— Start PROVIDED RECORDS —

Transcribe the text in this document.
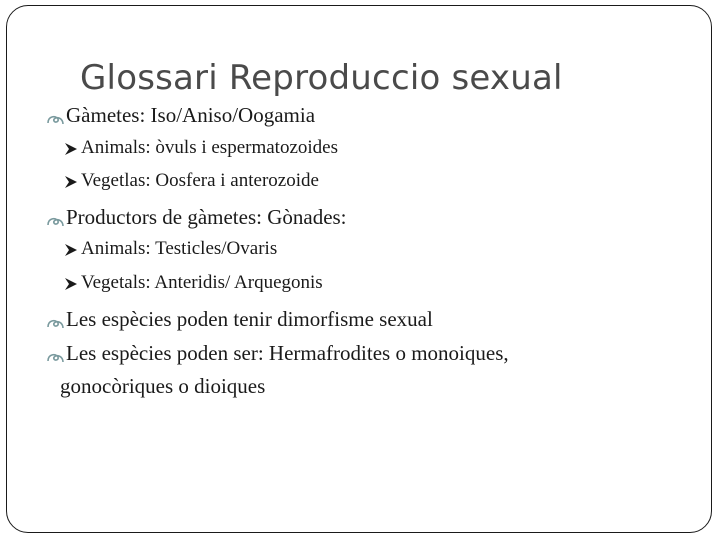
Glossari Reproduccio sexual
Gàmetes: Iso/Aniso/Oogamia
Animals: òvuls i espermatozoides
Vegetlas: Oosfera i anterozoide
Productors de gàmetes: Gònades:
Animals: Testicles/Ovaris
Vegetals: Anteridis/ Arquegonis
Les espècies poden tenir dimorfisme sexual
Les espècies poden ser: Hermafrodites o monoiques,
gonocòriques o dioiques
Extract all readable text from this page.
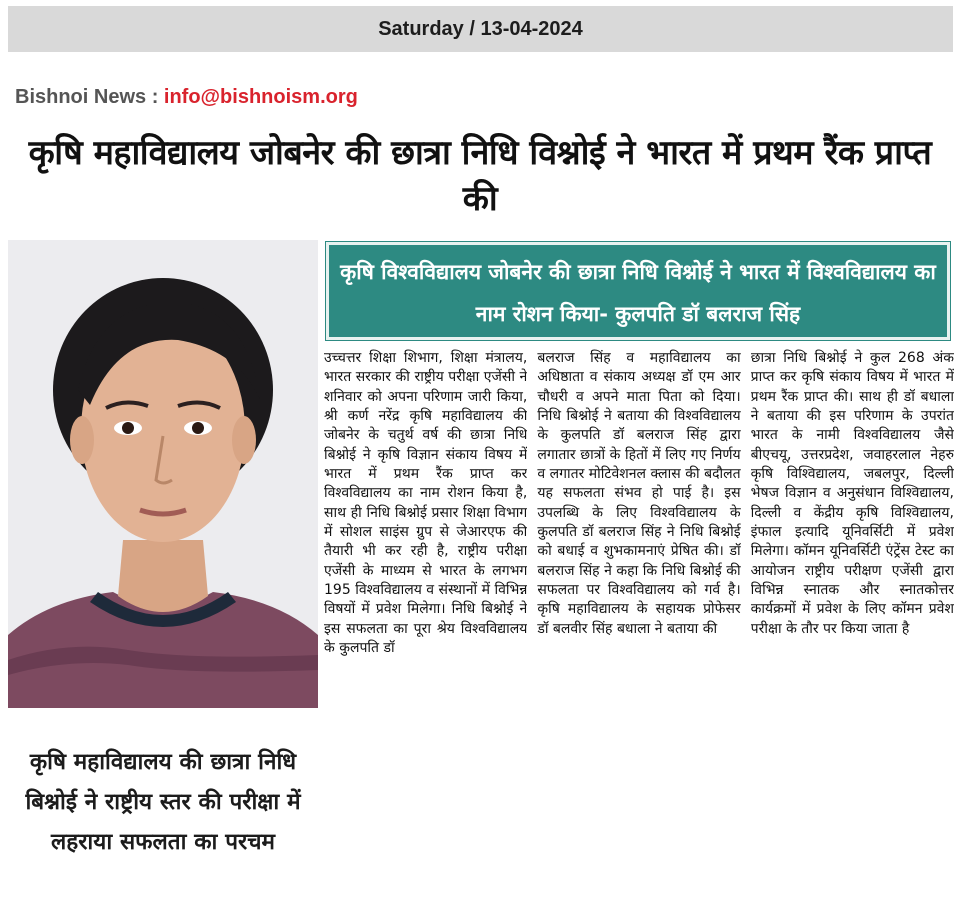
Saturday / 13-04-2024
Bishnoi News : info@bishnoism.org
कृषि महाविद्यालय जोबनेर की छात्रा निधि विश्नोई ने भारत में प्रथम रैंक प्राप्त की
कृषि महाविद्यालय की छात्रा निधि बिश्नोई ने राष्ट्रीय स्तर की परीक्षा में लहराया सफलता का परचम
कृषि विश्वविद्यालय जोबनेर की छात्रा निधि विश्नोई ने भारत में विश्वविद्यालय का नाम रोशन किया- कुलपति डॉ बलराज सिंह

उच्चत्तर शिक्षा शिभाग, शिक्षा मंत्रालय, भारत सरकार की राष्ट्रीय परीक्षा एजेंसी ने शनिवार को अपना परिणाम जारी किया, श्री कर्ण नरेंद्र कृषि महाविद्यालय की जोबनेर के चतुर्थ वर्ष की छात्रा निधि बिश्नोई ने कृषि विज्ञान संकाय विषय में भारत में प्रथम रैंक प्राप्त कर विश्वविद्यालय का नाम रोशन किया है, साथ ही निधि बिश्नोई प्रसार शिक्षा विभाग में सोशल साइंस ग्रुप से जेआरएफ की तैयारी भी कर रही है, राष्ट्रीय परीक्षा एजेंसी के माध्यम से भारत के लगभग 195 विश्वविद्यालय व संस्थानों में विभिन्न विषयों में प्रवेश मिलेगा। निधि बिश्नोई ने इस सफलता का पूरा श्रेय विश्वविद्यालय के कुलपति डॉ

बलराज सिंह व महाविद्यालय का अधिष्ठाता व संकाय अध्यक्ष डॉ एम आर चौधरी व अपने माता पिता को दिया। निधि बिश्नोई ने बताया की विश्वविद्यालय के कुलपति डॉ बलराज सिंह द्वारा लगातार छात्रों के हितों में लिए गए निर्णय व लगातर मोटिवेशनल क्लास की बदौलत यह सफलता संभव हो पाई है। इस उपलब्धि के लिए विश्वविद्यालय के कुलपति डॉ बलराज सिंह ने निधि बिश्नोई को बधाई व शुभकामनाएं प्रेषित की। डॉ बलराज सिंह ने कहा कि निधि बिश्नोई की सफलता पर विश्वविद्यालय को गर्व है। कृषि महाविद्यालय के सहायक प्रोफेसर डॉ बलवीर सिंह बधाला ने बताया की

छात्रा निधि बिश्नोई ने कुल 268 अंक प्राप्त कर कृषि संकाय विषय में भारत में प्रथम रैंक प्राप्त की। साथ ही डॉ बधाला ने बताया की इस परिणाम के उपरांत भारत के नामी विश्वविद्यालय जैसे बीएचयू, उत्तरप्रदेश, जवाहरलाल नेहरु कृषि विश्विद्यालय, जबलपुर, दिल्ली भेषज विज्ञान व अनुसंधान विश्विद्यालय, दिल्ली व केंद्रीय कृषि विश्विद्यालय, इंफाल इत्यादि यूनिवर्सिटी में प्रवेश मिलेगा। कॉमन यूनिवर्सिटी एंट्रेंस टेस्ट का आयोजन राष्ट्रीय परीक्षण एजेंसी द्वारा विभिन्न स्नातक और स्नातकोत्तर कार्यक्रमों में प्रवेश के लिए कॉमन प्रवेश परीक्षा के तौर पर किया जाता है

— End PROVIDED RECORDS —

TASK OBJECTIVE.
The records above must be transcribed exactly. Pictures are left out of the copy.

WRITTEN ANSWER.
Transcribe the text in this document.
Glossari Reproduccio sexual
Gàmetes: Iso/Aniso/Oogamia
Animals: òvuls i espermatozoides
Vegetlas: Oosfera i anterozoide
Productors de gàmetes: Gònades:
Animals: Testicles/Ovaris
Vegetals: Anteridis/ Arquegonis
Les espècies poden tenir dimorfisme sexual
Les espècies poden ser: Hermafrodites o monoiques,
gonocòriques o dioiques
Extract all readable text from this page.
Saturday / 13-04-2024
Bishnoi News : info@bishnoism.org
कृषि महाविद्यालय जोबनेर की छात्रा निधि विश्नोई ने भारत में प्रथम रैंक प्राप्त की
कृषि महाविद्यालय की छात्रा निधि बिश्नोई ने राष्ट्रीय स्तर की परीक्षा में लहराया सफलता का परचम
कृषि विश्वविद्यालय जोबनेर की छात्रा निधि विश्नोई ने भारत में विश्वविद्यालय का नाम रोशन किया- कुलपति डॉ बलराज सिंह

उच्चत्तर शिक्षा शिभाग, शिक्षा मंत्रालय, भारत सरकार की राष्ट्रीय परीक्षा एजेंसी ने शनिवार को अपना परिणाम जारी किया, श्री कर्ण नरेंद्र कृषि महाविद्यालय की जोबनेर के चतुर्थ वर्ष की छात्रा निधि बिश्नोई ने कृषि विज्ञान संकाय विषय में भारत में प्रथम रैंक प्राप्त कर विश्वविद्यालय का नाम रोशन किया है, साथ ही निधि बिश्नोई प्रसार शिक्षा विभाग में सोशल साइंस ग्रुप से जेआरएफ की तैयारी भी कर रही है, राष्ट्रीय परीक्षा एजेंसी के माध्यम से भारत के लगभग 195 विश्वविद्यालय व संस्थानों में विभिन्न विषयों में प्रवेश मिलेगा। निधि बिश्नोई ने इस सफलता का पूरा श्रेय विश्वविद्यालय के कुलपति डॉ

बलराज सिंह व महाविद्यालय का अधिष्ठाता व संकाय अध्यक्ष डॉ एम आर चौधरी व अपने माता पिता को दिया। निधि बिश्नोई ने बताया की विश्वविद्यालय के कुलपति डॉ बलराज सिंह द्वारा लगातार छात्रों के हितों में लिए गए निर्णय व लगातर मोटिवेशनल क्लास की बदौलत यह सफलता संभव हो पाई है। इस उपलब्धि के लिए विश्वविद्यालय के कुलपति डॉ बलराज सिंह ने निधि बिश्नोई को बधाई व शुभकामनाएं प्रेषित की। डॉ बलराज सिंह ने कहा कि निधि बिश्नोई की सफलता पर विश्वविद्यालय को गर्व है। कृषि महाविद्यालय के सहायक प्रोफेसर डॉ बलवीर सिंह बधाला ने बताया की

छात्रा निधि बिश्नोई ने कुल 268 अंक प्राप्त कर कृषि संकाय विषय में भारत में प्रथम रैंक प्राप्त की। साथ ही डॉ बधाला ने बताया की इस परिणाम के उपरांत भारत के नामी विश्वविद्यालय जैसे बीएचयू, उत्तरप्रदेश, जवाहरलाल नेहरु कृषि विश्विद्यालय, जबलपुर, दिल्ली भेषज विज्ञान व अनुसंधान विश्विद्यालय, दिल्ली व केंद्रीय कृषि विश्विद्यालय, इंफाल इत्यादि यूनिवर्सिटी में प्रवेश मिलेगा। कॉमन यूनिवर्सिटी एंट्रेंस टेस्ट का आयोजन राष्ट्रीय परीक्षण एजेंसी द्वारा विभिन्न स्नातक और स्नातकोत्तर कार्यक्रमों में प्रवेश के लिए कॉमन प्रवेश परीक्षा के तौर पर किया जाता है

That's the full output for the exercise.